Request:
Find the word "Veränderungen" in the data. Return every line where it appears.
━━ Given records ━━
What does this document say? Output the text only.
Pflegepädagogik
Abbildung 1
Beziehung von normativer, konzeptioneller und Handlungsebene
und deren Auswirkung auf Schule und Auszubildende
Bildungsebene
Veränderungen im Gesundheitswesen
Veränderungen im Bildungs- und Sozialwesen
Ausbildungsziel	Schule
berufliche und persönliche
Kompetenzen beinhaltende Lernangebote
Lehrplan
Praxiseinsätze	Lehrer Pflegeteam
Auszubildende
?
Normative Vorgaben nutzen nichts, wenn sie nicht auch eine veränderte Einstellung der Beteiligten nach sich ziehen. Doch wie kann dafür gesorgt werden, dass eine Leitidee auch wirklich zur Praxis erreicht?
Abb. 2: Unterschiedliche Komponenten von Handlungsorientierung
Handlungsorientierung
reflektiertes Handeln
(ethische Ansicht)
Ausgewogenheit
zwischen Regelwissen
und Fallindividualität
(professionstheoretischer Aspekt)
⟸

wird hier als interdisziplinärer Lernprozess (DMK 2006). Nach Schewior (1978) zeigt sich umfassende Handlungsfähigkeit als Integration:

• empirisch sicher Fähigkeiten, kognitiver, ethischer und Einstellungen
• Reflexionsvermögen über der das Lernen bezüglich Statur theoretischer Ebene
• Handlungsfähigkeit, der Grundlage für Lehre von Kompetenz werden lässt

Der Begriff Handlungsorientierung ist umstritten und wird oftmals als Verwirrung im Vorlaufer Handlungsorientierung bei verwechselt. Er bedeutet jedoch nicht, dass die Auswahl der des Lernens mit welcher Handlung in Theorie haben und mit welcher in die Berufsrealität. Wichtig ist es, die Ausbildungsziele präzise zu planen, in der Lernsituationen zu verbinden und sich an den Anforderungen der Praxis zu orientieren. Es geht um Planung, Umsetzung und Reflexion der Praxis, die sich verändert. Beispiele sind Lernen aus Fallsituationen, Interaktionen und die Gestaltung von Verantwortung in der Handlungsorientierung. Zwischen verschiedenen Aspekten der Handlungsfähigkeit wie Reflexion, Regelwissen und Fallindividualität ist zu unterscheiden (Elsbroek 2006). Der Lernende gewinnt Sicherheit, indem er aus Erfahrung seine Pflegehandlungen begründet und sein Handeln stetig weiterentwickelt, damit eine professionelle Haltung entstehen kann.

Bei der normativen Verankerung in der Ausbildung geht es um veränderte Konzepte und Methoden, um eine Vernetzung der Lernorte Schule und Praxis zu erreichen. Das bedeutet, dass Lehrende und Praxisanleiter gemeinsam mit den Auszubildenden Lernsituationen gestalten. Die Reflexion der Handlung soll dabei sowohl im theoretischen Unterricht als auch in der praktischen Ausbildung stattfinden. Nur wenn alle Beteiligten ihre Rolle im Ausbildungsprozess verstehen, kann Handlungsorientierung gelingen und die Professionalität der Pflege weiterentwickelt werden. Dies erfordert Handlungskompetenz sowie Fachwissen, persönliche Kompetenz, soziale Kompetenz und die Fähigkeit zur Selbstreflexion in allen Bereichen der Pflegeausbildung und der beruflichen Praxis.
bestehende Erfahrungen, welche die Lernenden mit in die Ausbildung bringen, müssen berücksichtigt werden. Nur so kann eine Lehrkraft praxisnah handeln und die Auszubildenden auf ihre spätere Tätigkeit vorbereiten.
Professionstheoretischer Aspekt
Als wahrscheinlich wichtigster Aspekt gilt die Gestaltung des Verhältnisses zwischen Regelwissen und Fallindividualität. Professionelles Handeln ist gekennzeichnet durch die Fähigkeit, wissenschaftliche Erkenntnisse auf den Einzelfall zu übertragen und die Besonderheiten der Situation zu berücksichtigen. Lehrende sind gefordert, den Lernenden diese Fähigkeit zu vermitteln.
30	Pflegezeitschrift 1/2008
━━━
Answer to this task:
Veränderungen im Gesundheitswesen
Veränderungen im Bildungs- und Sozialwesen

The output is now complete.